GIVEN INSTRUCTION: Copy out all lines in the data below containing the string "Hercules".

(Data listing)
########################################
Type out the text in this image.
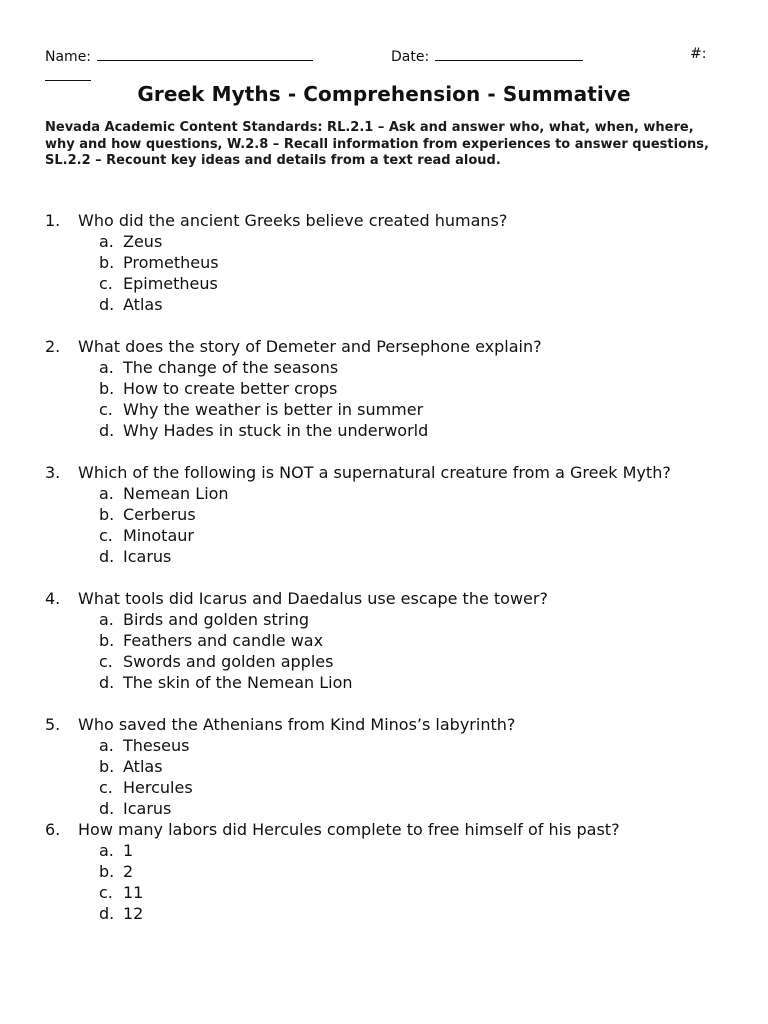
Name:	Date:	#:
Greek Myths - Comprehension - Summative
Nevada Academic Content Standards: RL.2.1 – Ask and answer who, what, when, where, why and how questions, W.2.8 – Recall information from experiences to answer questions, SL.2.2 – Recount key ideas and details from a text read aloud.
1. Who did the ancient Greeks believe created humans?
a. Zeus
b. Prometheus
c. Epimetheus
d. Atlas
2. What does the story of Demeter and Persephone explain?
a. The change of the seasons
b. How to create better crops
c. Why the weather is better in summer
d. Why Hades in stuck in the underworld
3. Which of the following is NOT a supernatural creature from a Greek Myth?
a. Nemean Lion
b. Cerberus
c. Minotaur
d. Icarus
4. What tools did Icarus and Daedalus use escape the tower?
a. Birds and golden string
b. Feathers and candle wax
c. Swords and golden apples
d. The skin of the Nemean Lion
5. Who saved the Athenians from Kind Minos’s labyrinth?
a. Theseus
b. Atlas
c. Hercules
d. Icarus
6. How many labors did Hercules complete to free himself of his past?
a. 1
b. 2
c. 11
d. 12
########################################
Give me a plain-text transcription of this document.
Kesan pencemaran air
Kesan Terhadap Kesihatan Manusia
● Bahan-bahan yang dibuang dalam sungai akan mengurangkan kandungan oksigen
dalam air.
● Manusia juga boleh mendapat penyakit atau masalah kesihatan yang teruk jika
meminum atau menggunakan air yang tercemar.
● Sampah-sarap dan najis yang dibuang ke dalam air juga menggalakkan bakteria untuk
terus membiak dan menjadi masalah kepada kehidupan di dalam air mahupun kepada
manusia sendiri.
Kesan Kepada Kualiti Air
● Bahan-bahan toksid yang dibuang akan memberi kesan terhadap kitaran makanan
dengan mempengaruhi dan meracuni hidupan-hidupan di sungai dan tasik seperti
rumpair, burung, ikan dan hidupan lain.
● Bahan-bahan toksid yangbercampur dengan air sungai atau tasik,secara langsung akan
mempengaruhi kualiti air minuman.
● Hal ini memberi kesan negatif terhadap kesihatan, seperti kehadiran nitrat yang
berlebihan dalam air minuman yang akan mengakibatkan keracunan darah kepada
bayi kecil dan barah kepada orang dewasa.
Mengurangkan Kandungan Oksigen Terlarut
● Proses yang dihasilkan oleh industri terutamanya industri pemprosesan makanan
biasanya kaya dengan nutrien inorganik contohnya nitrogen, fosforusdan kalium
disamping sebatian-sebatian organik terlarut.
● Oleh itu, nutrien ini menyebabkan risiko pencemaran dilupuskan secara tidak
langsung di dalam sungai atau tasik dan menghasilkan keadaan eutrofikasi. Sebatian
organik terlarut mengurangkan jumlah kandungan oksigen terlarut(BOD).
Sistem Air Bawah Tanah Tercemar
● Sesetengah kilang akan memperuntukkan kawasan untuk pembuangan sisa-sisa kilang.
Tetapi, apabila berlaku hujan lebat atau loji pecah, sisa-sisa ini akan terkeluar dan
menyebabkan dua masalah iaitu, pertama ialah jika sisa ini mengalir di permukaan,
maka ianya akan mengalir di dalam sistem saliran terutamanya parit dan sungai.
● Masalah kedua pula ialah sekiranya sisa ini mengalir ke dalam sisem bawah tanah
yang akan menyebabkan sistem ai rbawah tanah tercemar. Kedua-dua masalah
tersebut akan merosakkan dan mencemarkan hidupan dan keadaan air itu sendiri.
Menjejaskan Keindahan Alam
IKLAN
########################################
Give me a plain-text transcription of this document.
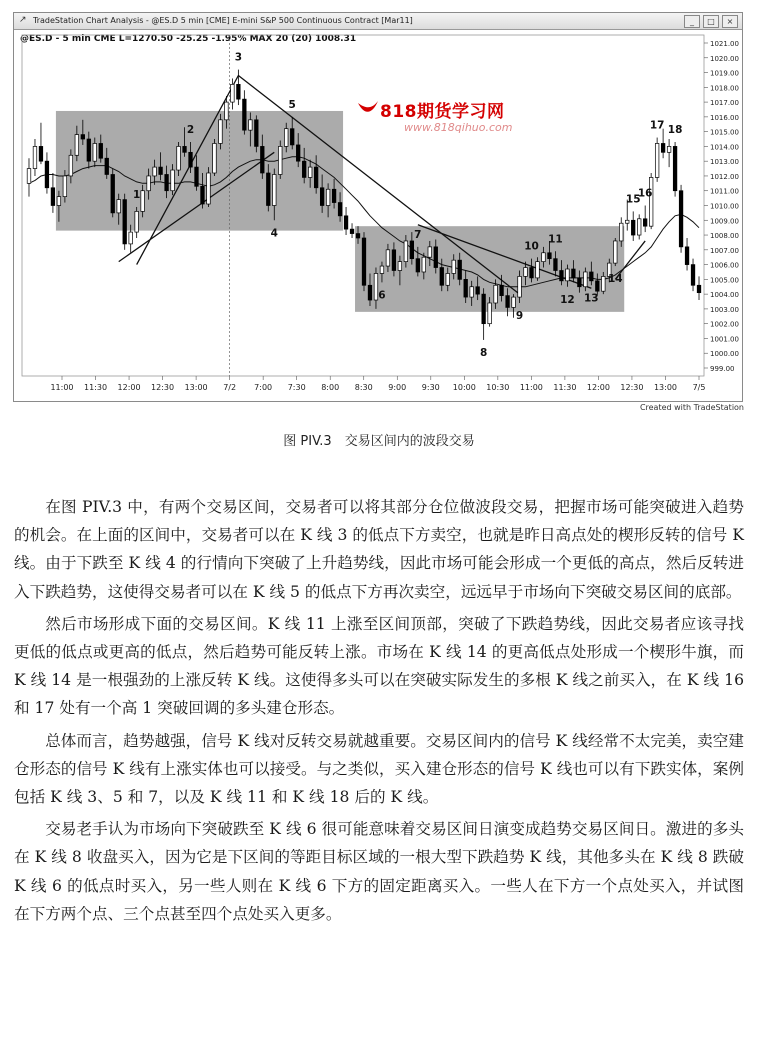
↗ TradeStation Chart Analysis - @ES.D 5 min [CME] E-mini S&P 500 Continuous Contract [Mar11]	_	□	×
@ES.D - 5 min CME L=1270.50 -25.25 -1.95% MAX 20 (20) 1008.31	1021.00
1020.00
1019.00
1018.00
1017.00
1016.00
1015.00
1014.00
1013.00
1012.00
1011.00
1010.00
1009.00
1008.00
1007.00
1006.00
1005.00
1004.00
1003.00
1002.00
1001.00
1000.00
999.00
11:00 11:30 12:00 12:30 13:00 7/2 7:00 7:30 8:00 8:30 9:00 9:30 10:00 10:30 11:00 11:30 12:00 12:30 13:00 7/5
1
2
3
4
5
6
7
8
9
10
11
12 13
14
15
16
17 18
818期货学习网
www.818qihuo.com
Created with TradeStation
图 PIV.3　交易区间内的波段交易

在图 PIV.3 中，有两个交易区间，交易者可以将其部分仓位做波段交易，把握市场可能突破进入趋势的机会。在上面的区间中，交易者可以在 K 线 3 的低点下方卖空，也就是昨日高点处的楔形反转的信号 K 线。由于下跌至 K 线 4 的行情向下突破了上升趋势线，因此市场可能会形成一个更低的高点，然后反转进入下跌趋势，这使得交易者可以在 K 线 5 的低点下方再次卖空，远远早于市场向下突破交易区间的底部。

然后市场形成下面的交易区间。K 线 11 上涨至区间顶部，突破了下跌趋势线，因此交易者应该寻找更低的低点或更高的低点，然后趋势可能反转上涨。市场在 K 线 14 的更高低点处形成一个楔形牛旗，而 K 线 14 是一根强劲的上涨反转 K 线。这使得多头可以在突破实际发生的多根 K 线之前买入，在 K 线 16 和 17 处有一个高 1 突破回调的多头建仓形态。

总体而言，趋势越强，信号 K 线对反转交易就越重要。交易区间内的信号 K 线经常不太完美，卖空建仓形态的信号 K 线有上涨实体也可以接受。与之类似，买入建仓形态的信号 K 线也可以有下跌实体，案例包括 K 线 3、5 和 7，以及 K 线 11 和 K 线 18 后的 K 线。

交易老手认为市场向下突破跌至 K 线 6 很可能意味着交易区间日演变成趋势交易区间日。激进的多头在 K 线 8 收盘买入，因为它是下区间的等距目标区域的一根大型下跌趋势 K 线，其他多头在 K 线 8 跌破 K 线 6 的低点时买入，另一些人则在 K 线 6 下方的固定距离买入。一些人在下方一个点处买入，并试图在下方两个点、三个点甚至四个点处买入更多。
########################################
IN RESPONSE:
c. Hercules
6. How many labors did Hercules complete to free himself of his past?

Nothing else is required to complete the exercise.